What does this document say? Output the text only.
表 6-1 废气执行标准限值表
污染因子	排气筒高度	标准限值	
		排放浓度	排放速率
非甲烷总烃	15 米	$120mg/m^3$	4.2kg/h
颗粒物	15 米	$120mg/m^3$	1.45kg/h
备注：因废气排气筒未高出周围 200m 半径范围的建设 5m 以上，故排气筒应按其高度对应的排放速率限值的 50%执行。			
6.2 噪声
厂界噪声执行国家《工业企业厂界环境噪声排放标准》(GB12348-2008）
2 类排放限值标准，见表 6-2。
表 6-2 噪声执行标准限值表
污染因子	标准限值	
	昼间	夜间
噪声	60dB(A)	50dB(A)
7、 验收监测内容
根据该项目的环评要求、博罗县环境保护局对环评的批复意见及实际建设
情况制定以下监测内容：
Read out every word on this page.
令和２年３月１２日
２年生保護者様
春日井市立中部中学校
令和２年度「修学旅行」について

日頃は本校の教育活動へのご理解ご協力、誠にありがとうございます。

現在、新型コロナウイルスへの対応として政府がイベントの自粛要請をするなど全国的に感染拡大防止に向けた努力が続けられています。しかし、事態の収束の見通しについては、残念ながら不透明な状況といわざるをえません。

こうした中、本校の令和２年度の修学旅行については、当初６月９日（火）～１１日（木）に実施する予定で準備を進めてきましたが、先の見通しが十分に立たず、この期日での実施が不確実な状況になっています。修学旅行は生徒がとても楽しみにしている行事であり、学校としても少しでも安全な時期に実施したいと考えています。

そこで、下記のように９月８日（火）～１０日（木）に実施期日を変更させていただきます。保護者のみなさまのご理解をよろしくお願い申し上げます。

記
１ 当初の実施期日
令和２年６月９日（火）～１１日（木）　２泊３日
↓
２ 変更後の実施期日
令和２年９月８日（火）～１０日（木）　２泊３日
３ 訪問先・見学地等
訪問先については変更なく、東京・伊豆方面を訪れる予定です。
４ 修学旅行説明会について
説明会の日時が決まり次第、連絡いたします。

-----

Task objective:
Pick out the lines containing the string "this".

Written response:
What does this document say? Output the text only.
Read out every word on this page.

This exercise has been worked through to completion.